--- Start of Input material ---

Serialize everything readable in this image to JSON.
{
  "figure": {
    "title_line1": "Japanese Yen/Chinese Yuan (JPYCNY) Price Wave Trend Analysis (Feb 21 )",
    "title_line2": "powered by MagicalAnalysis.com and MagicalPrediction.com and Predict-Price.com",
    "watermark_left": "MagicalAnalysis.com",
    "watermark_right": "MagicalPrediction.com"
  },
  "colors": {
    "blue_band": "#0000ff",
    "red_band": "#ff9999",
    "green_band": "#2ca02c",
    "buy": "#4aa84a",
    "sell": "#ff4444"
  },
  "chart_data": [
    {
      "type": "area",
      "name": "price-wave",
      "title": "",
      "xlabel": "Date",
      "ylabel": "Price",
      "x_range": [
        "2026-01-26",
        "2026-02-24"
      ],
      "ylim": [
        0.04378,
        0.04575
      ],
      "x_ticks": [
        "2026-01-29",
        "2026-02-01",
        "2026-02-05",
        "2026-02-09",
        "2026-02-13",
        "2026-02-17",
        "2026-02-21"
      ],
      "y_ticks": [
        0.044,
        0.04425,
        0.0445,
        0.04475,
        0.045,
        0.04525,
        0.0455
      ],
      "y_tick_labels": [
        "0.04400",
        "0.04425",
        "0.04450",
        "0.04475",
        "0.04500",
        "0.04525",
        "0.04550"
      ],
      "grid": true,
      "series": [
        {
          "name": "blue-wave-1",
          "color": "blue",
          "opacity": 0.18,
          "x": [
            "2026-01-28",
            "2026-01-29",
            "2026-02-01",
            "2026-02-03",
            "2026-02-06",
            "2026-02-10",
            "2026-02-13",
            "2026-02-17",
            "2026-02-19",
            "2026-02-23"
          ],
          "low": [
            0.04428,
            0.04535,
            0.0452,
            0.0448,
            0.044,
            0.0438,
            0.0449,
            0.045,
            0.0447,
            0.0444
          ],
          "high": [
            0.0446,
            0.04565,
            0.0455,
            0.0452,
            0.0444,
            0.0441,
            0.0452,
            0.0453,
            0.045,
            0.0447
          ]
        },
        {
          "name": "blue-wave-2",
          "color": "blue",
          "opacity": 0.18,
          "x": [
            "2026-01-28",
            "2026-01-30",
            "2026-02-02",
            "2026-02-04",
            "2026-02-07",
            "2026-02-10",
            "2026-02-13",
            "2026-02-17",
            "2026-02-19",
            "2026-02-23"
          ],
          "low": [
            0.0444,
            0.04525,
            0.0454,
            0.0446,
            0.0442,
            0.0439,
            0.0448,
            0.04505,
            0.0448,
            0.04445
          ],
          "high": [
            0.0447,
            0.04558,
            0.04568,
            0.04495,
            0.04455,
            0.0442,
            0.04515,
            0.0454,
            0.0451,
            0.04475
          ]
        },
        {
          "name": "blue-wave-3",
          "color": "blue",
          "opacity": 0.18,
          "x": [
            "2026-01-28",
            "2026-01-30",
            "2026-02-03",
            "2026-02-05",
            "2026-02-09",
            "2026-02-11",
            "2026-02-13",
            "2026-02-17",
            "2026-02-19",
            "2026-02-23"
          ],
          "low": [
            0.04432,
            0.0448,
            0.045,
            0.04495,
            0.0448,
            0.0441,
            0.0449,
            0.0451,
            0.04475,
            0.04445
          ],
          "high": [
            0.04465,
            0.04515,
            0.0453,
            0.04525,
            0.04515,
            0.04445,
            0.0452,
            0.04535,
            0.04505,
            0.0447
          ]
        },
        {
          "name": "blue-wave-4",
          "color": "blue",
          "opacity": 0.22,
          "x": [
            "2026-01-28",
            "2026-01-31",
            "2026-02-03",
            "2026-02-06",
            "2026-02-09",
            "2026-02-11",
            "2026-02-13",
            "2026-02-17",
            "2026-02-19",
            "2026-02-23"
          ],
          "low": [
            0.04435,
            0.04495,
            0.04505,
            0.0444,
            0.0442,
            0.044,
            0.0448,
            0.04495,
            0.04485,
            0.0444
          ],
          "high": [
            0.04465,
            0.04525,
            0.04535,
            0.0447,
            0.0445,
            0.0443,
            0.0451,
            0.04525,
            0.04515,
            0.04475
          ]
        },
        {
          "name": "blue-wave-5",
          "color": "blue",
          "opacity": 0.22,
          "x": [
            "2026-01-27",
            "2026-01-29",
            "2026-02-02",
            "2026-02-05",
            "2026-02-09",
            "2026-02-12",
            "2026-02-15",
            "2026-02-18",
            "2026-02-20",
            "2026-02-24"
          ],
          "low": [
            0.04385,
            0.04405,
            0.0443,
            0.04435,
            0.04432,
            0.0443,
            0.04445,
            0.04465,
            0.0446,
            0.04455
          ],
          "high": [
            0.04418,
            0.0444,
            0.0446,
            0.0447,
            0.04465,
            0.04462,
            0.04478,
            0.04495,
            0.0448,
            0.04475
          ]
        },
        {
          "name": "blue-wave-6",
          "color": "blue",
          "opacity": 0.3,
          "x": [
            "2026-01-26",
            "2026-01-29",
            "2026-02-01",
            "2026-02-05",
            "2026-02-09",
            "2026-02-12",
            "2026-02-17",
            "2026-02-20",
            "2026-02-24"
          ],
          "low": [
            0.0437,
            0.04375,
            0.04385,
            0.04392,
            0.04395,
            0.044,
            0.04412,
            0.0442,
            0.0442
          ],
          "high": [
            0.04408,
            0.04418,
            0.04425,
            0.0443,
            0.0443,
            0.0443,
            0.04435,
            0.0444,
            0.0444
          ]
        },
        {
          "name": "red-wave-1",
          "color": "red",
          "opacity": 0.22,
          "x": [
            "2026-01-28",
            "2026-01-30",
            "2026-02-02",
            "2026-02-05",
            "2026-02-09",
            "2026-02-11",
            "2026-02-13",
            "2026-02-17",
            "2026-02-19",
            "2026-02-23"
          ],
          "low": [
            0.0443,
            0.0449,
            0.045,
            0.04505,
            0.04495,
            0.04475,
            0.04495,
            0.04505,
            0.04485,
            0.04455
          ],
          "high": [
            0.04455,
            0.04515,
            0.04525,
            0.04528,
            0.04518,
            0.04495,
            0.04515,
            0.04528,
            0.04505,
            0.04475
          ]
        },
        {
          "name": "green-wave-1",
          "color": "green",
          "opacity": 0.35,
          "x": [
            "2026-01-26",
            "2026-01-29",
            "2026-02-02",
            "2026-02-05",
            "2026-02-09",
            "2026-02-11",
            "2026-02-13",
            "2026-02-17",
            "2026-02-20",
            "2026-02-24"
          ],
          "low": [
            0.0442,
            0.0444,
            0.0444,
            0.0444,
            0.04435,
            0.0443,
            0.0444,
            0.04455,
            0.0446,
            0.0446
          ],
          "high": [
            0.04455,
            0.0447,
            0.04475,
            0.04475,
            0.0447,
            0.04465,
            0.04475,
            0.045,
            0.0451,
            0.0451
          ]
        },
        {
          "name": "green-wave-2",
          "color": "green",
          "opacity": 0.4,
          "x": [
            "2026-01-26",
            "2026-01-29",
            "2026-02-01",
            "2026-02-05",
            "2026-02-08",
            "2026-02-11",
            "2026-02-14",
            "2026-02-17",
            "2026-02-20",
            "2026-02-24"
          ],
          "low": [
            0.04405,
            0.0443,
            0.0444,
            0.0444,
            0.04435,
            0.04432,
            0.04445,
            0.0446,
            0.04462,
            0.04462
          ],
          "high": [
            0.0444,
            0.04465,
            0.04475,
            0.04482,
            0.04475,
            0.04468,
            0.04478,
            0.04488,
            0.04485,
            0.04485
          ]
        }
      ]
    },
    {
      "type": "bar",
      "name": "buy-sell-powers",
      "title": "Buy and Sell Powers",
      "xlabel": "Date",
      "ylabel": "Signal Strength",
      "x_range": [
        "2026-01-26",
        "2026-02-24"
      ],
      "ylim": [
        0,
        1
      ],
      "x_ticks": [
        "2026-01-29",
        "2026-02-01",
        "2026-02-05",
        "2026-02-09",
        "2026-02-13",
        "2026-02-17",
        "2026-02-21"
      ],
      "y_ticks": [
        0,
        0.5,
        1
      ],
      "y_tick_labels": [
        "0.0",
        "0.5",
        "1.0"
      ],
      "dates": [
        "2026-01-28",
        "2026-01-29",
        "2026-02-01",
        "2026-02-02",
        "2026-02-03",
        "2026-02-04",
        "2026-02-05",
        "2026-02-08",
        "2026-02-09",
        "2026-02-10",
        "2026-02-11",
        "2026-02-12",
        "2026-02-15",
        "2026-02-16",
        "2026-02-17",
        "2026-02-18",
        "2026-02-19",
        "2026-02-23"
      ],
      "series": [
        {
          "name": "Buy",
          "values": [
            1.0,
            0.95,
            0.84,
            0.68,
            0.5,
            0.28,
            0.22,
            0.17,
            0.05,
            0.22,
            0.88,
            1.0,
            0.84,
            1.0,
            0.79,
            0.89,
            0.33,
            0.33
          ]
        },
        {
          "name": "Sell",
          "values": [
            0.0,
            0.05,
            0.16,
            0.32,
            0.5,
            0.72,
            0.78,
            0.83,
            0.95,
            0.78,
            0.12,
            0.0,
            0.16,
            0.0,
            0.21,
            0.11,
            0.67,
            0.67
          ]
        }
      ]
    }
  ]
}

--- End of Input material ---

Find every line in the records above that contains the word "MagicalAnalysis", and copy each one.

    "title_line2": "powered by MagicalAnalysis.com and MagicalPrediction.com and Predict-Price.com",
    "watermark_left": "MagicalAnalysis.com",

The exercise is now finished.